*Given task*
Your answer should be only a number: how many lines include the word "JSON".

(Data extracted from a collection)
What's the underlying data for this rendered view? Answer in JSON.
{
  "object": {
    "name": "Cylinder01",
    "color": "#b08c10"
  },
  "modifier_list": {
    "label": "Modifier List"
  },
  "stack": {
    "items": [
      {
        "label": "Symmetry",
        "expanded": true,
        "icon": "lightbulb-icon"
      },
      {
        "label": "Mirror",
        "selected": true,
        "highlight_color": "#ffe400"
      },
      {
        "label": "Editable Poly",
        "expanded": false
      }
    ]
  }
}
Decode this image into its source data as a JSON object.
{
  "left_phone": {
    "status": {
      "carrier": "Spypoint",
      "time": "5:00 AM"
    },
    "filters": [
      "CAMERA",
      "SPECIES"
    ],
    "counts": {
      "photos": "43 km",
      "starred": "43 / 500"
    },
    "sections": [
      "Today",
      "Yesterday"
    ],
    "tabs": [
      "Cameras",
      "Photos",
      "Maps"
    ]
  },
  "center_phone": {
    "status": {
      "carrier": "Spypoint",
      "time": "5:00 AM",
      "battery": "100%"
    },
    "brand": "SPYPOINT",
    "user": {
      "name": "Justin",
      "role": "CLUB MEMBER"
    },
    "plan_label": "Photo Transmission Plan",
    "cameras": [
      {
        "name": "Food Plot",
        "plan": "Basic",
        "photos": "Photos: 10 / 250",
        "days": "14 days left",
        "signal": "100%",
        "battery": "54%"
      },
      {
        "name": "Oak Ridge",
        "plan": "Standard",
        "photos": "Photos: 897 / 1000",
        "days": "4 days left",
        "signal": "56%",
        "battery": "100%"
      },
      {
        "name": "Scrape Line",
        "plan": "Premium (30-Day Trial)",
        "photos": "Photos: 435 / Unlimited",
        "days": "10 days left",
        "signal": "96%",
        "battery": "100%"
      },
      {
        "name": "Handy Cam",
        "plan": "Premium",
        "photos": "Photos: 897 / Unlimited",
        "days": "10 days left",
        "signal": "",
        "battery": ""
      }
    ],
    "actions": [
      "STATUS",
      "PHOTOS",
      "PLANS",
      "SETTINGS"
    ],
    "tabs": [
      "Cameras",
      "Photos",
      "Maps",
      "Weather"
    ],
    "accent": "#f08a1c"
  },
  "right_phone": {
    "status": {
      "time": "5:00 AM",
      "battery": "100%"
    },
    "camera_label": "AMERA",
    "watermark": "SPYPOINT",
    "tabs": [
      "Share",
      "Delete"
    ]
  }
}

*Answer*
2